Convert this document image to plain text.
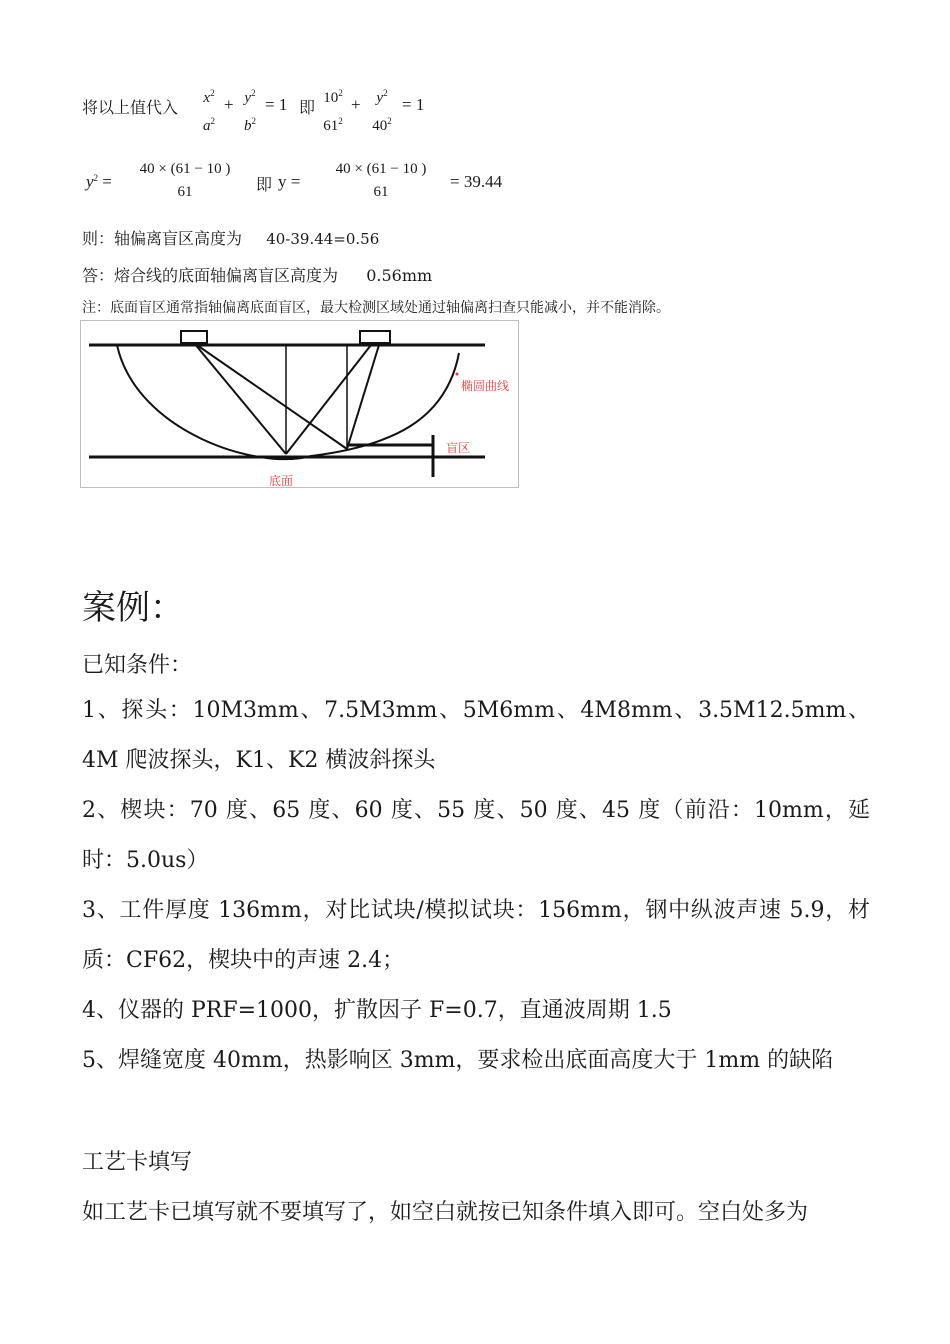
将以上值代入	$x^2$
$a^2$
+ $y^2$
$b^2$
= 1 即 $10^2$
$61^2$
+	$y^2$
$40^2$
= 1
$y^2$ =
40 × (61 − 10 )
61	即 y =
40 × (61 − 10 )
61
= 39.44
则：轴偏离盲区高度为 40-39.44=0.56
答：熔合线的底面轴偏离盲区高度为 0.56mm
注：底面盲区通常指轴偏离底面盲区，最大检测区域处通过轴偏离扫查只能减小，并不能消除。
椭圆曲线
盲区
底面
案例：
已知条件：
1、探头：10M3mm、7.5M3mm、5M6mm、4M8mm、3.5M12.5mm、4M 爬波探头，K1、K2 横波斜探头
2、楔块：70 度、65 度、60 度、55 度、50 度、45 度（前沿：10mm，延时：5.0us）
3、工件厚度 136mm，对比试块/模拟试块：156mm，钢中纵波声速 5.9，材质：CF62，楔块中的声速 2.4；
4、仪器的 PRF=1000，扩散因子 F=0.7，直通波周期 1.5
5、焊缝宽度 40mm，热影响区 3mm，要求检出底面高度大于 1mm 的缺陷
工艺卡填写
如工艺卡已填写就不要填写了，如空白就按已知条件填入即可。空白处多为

* * * *

## Set exercise
Copy each line exactly, and leave the pictures out of your copy.

## Output of the exercise
Convert this document image to plain text.
将以上值代入	$x^2$
$a^2$
+ $y^2$
$b^2$
= 1 即 $10^2$
$61^2$
+	$y^2$
$40^2$
= 1
$y^2$ =
40 × (61 − 10 )
61	即 y =
40 × (61 − 10 )
61
= 39.44
则：轴偏离盲区高度为 40-39.44=0.56
答：熔合线的底面轴偏离盲区高度为 0.56mm
注：底面盲区通常指轴偏离底面盲区，最大检测区域处通过轴偏离扫查只能减小，并不能消除。
椭圆曲线
盲区
底面
案例：
已知条件：
1、探头：10M3mm、7.5M3mm、5M6mm、4M8mm、3.5M12.5mm、4M 爬波探头，K1、K2 横波斜探头
2、楔块：70 度、65 度、60 度、55 度、50 度、45 度（前沿：10mm，延时：5.0us）
3、工件厚度 136mm，对比试块/模拟试块：156mm，钢中纵波声速 5.9，材质：CF62，楔块中的声速 2.4；
4、仪器的 PRF=1000，扩散因子 F=0.7，直通波周期 1.5
5、焊缝宽度 40mm，热影响区 3mm，要求检出底面高度大于 1mm 的缺陷
工艺卡填写
如工艺卡已填写就不要填写了，如空白就按已知条件填入即可。空白处多为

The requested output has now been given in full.